Figure collection entries
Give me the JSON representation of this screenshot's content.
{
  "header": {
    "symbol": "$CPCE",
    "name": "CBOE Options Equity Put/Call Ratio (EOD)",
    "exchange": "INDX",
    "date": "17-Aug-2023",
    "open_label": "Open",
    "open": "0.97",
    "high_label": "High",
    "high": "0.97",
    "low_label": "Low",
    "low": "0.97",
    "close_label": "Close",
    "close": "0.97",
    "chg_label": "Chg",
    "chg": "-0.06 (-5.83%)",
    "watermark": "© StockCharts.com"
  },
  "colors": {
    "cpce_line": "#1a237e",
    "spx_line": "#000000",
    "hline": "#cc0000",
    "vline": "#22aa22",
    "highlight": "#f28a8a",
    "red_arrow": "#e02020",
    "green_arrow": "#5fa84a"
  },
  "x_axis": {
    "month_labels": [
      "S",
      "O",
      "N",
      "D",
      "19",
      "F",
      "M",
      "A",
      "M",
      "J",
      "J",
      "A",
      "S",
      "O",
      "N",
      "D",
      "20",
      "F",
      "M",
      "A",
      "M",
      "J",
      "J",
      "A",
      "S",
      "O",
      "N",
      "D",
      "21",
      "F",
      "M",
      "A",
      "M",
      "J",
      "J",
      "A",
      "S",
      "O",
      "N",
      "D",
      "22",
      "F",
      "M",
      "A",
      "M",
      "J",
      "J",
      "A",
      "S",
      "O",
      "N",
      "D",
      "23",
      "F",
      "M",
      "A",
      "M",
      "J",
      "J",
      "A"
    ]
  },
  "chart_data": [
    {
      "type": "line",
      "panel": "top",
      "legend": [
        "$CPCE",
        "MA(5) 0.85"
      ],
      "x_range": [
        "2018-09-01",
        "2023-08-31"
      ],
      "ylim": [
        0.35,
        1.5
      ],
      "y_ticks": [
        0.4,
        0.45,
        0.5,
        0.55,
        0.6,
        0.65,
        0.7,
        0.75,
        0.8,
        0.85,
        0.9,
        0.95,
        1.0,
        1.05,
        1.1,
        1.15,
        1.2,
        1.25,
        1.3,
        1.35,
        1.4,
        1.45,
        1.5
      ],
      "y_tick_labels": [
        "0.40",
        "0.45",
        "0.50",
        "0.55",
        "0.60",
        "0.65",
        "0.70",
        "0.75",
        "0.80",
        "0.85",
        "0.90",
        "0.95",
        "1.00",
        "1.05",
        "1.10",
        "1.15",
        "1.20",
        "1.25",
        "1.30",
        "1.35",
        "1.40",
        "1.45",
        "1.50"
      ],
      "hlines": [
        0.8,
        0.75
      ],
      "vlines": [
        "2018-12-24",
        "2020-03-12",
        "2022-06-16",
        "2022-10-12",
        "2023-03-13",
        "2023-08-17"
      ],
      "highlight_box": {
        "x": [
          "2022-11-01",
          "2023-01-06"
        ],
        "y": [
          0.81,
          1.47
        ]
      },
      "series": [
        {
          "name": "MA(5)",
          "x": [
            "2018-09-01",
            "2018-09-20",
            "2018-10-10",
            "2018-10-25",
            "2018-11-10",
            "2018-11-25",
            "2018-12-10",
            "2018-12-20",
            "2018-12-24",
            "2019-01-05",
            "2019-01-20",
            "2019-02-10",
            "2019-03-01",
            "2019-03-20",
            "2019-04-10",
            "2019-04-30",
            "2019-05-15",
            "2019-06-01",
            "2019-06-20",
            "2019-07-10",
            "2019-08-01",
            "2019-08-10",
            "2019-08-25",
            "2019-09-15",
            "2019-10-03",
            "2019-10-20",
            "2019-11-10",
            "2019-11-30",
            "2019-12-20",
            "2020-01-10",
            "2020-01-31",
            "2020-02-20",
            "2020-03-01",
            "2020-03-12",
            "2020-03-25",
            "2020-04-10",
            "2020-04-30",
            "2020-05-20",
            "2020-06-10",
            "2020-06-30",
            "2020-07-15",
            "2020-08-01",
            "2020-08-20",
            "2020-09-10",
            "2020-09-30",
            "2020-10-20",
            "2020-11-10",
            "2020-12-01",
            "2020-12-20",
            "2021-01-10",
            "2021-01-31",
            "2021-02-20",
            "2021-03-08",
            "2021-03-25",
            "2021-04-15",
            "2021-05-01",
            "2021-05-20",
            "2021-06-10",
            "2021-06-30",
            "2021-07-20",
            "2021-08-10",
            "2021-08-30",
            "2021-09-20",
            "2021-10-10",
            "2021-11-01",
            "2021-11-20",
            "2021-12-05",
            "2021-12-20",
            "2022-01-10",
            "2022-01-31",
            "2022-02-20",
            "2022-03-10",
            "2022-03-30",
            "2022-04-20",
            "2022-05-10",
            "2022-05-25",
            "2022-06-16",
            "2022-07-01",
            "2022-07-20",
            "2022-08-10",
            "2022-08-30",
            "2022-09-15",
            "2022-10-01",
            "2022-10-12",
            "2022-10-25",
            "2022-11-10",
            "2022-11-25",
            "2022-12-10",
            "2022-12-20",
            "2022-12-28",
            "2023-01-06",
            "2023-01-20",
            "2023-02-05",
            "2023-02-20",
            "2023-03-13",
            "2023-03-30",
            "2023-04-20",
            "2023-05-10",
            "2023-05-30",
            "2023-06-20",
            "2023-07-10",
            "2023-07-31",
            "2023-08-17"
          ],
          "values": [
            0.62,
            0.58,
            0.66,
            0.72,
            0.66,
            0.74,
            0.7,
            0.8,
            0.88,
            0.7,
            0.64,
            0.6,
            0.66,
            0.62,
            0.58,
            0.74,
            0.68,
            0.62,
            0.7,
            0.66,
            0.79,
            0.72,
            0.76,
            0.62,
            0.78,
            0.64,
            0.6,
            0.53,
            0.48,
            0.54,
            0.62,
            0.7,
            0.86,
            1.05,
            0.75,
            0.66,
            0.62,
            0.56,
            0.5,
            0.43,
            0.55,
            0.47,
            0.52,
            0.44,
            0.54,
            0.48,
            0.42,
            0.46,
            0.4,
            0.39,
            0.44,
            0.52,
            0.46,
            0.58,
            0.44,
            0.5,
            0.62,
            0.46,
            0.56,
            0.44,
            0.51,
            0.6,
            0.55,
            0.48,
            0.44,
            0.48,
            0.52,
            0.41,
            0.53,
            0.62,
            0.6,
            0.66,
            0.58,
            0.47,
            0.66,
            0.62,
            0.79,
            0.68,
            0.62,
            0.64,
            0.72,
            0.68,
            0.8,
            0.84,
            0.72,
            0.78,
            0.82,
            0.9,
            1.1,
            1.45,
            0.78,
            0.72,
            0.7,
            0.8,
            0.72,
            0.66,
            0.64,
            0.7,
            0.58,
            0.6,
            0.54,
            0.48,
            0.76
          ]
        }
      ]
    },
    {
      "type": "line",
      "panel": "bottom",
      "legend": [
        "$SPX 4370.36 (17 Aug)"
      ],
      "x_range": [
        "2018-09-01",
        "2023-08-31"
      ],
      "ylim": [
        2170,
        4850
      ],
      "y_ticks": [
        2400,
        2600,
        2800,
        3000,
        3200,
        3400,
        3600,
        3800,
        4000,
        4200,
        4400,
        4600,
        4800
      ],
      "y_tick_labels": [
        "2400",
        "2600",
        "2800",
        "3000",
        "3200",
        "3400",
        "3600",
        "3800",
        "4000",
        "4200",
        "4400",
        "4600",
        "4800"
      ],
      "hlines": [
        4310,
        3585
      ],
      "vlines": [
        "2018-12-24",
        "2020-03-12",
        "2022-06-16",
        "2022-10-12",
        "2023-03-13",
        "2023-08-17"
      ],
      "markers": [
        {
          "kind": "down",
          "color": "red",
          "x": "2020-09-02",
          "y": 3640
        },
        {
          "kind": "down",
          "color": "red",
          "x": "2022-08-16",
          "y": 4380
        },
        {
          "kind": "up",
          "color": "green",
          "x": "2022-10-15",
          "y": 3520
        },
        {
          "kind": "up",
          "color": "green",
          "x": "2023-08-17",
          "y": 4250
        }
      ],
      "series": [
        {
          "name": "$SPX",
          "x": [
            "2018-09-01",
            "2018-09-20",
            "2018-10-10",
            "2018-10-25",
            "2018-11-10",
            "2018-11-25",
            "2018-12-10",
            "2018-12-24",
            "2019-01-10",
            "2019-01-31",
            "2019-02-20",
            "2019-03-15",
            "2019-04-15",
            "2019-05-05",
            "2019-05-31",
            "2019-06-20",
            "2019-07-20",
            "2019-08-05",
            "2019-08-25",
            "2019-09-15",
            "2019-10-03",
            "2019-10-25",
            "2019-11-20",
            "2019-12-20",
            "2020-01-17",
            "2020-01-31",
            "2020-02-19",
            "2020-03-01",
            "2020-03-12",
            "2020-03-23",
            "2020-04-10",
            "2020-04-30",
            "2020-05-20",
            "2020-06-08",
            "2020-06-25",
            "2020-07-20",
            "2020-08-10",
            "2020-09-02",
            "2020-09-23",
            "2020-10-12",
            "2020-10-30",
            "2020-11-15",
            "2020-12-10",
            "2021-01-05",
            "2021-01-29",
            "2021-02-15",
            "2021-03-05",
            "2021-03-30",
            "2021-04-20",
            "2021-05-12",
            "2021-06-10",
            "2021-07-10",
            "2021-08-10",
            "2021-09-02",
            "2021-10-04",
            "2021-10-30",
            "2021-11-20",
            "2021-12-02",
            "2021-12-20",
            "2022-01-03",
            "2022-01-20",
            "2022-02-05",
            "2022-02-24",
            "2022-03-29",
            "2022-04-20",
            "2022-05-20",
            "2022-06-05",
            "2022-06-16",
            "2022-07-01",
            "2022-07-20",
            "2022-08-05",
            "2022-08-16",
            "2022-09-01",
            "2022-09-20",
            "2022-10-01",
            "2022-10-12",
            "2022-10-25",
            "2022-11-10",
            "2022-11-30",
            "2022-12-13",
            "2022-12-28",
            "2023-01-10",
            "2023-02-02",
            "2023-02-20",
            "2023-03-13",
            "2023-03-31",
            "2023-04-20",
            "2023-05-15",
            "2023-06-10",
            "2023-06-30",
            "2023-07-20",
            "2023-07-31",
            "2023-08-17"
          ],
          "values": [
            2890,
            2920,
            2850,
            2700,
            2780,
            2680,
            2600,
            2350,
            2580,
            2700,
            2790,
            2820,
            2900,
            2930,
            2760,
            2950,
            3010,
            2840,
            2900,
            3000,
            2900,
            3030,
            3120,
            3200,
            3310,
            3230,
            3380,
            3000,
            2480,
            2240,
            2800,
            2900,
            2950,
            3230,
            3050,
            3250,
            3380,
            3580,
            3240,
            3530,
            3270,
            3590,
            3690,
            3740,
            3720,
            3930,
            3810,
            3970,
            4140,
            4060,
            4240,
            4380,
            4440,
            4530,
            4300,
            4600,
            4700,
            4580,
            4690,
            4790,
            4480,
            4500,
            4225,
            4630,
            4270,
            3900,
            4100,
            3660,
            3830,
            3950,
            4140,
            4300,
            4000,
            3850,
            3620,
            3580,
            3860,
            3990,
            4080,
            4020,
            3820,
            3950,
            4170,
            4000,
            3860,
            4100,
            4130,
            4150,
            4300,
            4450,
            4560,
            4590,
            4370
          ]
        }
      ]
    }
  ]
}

**WHAT IS NEEDED**. State how many lines in the records above contain the word "name", giving only the number.

**EXPECTED ANSWER**. 3